- [Task details]
Render everything from the row containing "UI element localization: list" down to the row containing "cut-icon[interactable]: ✂ — [86, 11, 106, 31]" as a Markdown table with the columns Number and Entry, leaving out blank lines. Number the rows in order in the first column and put each row's full text in the second.

--*--

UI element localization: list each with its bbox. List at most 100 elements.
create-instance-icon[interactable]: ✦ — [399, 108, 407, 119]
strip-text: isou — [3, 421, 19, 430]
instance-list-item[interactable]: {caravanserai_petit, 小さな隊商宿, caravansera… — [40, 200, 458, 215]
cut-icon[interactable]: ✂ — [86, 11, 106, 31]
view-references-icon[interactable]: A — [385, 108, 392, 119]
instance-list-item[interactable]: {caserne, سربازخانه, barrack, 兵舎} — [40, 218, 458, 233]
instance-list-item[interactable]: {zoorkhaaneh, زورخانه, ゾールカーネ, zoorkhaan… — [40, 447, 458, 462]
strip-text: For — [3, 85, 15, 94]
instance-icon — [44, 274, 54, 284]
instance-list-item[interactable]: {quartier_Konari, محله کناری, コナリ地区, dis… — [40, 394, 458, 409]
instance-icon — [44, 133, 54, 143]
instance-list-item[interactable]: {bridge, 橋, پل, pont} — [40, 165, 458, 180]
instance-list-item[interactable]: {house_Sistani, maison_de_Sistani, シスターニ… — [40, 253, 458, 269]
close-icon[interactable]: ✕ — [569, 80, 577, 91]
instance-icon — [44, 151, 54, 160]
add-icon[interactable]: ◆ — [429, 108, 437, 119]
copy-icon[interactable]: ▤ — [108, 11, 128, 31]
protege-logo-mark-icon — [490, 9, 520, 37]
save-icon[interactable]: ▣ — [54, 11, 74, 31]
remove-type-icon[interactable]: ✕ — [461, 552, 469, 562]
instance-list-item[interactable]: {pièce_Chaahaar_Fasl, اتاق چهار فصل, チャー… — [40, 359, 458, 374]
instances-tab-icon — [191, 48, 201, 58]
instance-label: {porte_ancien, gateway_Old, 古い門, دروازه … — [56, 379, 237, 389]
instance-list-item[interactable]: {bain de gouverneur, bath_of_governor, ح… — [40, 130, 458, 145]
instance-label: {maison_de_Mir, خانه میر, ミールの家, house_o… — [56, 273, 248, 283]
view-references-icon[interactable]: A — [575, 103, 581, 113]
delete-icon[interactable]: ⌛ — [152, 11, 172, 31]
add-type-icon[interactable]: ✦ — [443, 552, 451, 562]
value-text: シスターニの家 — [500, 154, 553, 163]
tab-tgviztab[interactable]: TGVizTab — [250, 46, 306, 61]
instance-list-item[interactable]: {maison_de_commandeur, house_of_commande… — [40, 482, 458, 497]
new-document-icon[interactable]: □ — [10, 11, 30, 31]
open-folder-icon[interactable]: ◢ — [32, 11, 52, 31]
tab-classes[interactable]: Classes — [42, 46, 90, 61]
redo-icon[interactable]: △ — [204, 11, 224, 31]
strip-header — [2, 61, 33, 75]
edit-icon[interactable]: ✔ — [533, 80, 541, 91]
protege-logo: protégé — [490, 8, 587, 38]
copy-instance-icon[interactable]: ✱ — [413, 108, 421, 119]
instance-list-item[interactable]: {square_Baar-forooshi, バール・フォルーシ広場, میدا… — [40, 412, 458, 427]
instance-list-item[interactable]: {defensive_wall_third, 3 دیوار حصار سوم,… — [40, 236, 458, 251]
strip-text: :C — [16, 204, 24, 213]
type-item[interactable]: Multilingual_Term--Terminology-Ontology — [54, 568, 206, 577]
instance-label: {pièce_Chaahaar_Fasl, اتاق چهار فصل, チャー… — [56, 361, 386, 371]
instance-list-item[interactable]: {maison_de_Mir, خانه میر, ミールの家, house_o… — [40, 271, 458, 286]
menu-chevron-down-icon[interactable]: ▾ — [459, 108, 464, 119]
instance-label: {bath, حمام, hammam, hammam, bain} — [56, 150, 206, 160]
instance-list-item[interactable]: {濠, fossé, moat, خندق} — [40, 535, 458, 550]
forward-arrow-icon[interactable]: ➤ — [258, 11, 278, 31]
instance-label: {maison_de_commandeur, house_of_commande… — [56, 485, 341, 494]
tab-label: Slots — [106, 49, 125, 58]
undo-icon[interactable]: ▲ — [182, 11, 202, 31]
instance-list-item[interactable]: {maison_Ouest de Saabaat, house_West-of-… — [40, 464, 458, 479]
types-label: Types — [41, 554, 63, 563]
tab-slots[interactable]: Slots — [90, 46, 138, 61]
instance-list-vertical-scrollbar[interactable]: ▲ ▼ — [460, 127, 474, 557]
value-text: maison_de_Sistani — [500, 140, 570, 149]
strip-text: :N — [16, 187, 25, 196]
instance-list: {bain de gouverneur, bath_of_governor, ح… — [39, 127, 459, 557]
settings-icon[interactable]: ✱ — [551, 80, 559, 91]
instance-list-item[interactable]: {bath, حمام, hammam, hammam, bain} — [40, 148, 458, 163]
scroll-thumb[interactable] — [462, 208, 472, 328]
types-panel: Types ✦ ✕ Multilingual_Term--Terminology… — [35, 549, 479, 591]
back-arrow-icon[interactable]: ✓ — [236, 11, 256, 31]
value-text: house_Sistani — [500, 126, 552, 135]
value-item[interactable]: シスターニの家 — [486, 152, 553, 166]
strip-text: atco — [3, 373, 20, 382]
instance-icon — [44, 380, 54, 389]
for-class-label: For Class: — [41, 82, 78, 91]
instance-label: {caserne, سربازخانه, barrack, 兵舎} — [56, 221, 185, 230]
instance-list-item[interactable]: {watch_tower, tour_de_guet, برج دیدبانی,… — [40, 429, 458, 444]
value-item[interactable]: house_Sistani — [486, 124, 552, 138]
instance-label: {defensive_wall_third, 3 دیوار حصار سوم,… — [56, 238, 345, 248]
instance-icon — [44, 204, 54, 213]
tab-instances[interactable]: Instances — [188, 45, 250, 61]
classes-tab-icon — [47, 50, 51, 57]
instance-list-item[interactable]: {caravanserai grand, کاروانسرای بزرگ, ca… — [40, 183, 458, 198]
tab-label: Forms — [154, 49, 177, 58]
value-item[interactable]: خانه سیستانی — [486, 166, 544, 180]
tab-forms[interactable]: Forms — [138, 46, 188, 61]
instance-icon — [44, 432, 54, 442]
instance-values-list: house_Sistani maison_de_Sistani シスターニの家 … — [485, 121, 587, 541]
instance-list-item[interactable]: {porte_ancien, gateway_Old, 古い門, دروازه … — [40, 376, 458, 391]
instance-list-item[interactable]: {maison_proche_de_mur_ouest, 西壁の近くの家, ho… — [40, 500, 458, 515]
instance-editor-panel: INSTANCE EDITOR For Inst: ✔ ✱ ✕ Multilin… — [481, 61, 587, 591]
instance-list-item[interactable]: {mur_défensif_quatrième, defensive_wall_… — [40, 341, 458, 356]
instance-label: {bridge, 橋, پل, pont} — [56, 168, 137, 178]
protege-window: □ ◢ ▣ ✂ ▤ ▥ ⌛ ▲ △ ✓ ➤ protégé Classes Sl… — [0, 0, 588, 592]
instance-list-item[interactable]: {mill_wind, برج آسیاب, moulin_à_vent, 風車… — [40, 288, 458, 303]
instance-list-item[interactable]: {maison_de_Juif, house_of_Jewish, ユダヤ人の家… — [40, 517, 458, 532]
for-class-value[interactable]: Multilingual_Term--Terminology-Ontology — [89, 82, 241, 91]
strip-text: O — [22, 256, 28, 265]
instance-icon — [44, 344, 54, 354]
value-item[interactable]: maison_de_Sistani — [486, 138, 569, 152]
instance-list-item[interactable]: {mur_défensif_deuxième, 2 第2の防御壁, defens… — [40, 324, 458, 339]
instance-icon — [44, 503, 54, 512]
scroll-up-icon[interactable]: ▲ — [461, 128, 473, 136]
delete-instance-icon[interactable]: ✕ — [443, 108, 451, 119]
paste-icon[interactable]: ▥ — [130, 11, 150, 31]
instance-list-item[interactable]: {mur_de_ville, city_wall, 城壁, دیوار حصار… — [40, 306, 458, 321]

--*--

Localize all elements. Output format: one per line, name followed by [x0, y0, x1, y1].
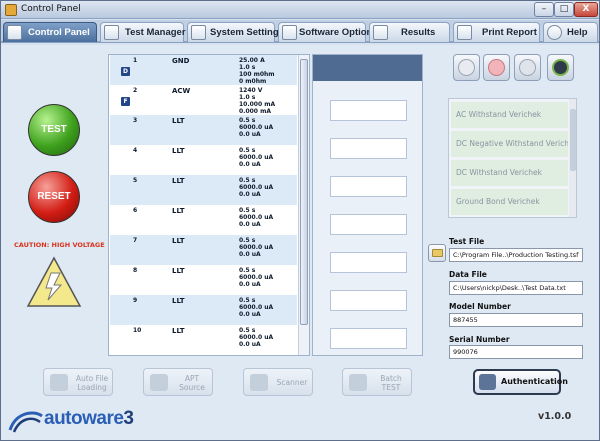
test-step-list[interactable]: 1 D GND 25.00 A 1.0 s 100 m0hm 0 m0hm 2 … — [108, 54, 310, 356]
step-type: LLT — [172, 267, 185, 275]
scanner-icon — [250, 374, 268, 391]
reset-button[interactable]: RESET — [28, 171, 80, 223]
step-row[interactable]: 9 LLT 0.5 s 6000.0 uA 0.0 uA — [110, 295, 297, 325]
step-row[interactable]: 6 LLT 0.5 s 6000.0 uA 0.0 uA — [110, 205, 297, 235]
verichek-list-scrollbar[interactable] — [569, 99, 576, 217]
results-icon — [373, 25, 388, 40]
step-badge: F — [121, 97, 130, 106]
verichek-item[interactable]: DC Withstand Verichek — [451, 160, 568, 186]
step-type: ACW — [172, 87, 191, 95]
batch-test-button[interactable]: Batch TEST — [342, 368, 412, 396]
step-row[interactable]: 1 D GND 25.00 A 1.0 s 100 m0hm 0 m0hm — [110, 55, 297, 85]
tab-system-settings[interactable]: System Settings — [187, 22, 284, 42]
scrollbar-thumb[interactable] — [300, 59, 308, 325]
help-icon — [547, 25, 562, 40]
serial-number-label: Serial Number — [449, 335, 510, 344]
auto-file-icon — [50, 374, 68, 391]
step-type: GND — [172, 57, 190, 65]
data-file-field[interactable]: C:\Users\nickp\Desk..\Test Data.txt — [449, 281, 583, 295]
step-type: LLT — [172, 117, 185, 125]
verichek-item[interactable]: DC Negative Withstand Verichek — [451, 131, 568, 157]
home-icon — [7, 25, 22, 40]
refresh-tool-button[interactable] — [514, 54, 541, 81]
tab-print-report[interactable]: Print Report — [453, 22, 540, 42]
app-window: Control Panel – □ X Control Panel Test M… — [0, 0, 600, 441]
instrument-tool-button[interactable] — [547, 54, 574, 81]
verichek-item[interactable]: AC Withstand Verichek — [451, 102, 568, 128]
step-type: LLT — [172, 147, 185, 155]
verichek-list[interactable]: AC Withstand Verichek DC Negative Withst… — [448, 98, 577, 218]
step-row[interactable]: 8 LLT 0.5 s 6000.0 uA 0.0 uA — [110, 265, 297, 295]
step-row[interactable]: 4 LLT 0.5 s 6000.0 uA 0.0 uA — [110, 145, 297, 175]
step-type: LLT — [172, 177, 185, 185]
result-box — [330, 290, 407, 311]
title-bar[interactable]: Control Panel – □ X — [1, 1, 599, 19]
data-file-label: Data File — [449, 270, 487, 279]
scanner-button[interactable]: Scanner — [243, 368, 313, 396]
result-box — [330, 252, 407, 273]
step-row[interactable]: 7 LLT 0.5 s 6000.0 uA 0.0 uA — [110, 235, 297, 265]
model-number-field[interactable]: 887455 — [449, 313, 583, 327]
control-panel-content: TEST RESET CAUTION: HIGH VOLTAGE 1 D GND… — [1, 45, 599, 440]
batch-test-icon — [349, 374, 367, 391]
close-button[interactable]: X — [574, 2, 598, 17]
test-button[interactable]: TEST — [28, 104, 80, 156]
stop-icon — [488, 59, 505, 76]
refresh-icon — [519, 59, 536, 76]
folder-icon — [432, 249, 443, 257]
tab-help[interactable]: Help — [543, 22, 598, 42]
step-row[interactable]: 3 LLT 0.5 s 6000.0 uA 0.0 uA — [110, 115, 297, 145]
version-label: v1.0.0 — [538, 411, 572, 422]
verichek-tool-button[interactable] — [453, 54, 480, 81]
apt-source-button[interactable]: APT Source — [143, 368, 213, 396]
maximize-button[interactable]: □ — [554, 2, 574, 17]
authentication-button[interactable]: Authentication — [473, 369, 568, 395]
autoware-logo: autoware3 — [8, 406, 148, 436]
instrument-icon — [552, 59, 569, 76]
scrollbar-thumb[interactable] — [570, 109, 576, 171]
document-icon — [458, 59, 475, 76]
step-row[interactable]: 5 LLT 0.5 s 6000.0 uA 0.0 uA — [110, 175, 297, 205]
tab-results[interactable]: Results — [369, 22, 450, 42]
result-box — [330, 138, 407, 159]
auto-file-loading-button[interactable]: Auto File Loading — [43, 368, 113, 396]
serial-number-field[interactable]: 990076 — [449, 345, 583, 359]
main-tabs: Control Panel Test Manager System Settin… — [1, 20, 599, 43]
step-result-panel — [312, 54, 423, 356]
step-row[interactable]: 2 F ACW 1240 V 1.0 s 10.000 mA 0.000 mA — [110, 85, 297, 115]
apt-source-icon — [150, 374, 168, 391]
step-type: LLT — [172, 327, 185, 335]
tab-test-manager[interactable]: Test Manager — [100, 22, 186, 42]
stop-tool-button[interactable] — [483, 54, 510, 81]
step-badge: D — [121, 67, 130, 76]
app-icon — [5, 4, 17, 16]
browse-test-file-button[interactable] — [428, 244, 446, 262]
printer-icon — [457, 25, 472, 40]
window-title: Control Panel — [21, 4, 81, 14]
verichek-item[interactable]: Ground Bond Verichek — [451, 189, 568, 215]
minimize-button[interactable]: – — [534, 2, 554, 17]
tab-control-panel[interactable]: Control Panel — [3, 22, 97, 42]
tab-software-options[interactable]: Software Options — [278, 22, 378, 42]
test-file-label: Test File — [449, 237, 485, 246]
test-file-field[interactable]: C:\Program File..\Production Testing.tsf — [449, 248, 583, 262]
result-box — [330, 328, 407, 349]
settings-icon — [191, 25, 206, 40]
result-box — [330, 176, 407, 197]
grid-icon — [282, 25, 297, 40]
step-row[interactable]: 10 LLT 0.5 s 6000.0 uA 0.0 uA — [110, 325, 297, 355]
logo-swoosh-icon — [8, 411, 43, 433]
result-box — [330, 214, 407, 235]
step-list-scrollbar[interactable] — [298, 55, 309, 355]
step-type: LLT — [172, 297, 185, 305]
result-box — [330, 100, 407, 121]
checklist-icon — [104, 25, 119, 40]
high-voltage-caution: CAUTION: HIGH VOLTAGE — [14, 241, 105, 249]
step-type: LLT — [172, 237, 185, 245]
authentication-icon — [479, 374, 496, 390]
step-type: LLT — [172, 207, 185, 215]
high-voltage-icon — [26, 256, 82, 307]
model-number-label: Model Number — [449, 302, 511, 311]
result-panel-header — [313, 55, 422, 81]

--*--

- [Output for this task]
| Number | Entry |
|---|---|
| 1 | UI element localization: list each with its bbox. List at most 100 elements. |
| 2 | create-instance-icon[interactable]: ✦ — [399, 108, 407, 119] |
| 3 | strip-text: isou — [3, 421, 19, 430] |
| 4 | instance-list-item[interactable]: {caravanserai_petit, 小さな隊商宿, caravansera… — [40, 200, 458, 215] |
| 5 | cut-icon[interactable]: ✂ — [86, 11, 106, 31] |